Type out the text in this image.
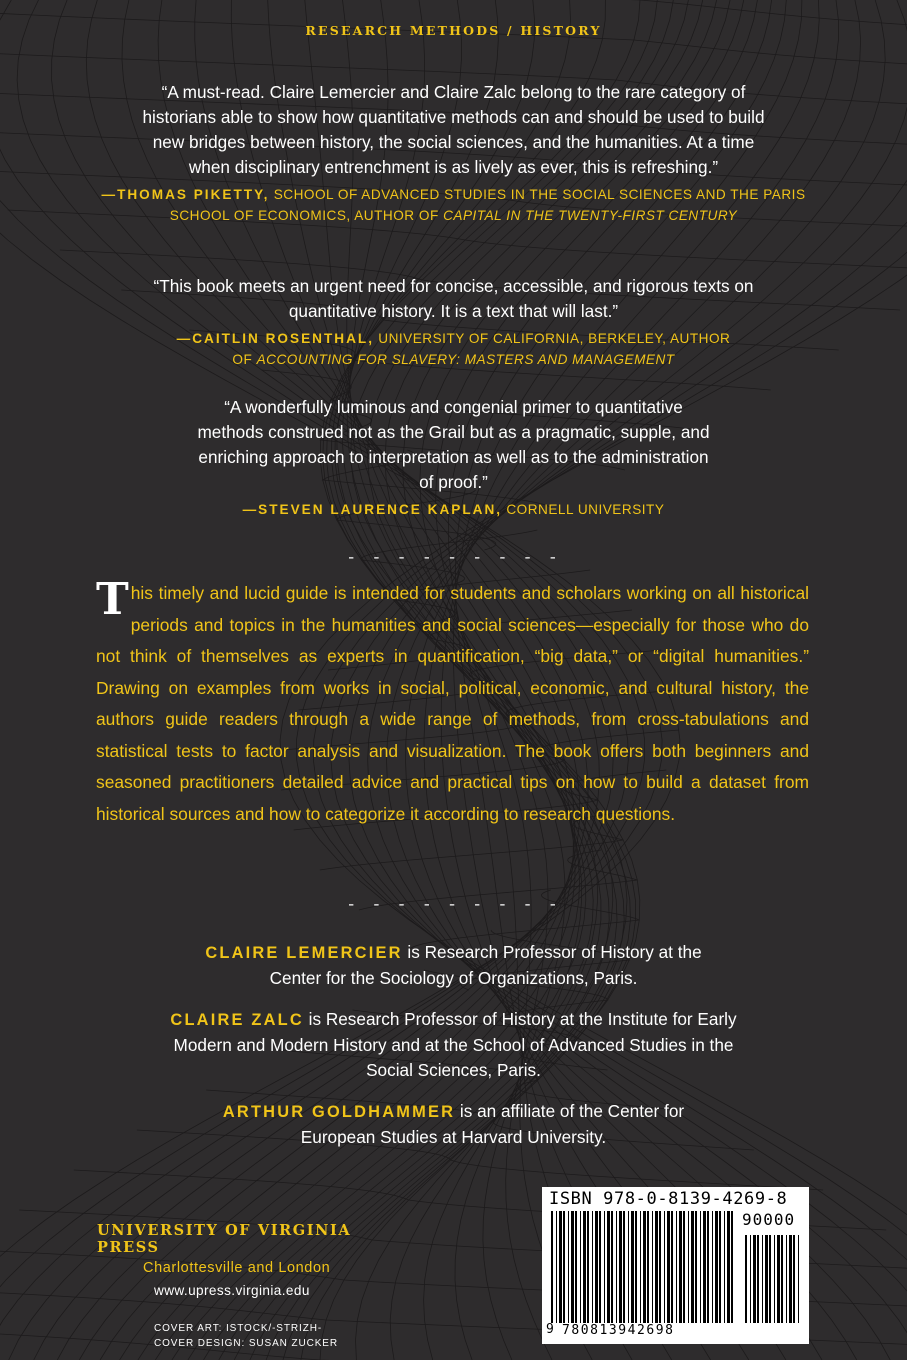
RESEARCH METHODS / HISTORY
“A must-read. Claire Lemercier and Claire Zalc belong to the rare category of historians able to show how quantitative methods can and should be used to build new bridges between history, the social sciences, and the humanities. At a time when disciplinary entrenchment is as lively as ever, this is refreshing.”
—THOMAS PIKETTY, SCHOOL OF ADVANCED STUDIES IN THE SOCIAL SCIENCES AND THE PARIS SCHOOL OF ECONOMICS, AUTHOR OF CAPITAL IN THE TWENTY-FIRST CENTURY
“This book meets an urgent need for concise, accessible, and rigorous texts on quantitative history. It is a text that will last.”
—CAITLIN ROSENTHAL, UNIVERSITY OF CALIFORNIA, BERKELEY, AUTHOR OF ACCOUNTING FOR SLAVERY: MASTERS AND MANAGEMENT
“A wonderfully luminous and congenial primer to quantitative methods construed not as the Grail but as a pragmatic, supple, and enriching approach to interpretation as well as to the administration of proof.”
—STEVEN LAURENCE KAPLAN, CORNELL UNIVERSITY
- - - - - - - - -
This timely and lucid guide is intended for students and scholars working on all historical periods and topics in the humanities and social sciences—especially for those who do not think of themselves as experts in quantification, “big data,” or “digital humanities.” Drawing on examples from works in social, political, economic, and cultural history, the authors guide readers through a wide range of methods, from cross-tabulations and statistical tests to factor analysis and visualization. The book offers both beginners and seasoned practitioners detailed advice and practical tips on how to build a dataset from historical sources and how to categorize it according to research questions.
- - - - - - - - -
CLAIRE LEMERCIER is Research Professor of History at the Center for the Sociology of Organizations, Paris.
CLAIRE ZALC is Research Professor of History at the Institute for Early Modern and Modern History and at the School of Advanced Studies in the Social Sciences, Paris.
ARTHUR GOLDHAMMER is an affiliate of the Center for European Studies at Harvard University.
UNIVERSITY OF VIRGINIA PRESS
Charlottesville and London
www.upress.virginia.edu
COVER ART: ISTOCK/-STRIZH-
COVER DESIGN: SUSAN ZUCKER
ISBN 978-0-8139-4269-8
90000
9 780813942698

==*==

_What you are asked to do_
Show the lines of the data that hold the word "text".

_Task solution_
Type out the text in this image.
“This book meets an urgent need for concise, accessible, and rigorous texts on quantitative history. It is a text that will last.”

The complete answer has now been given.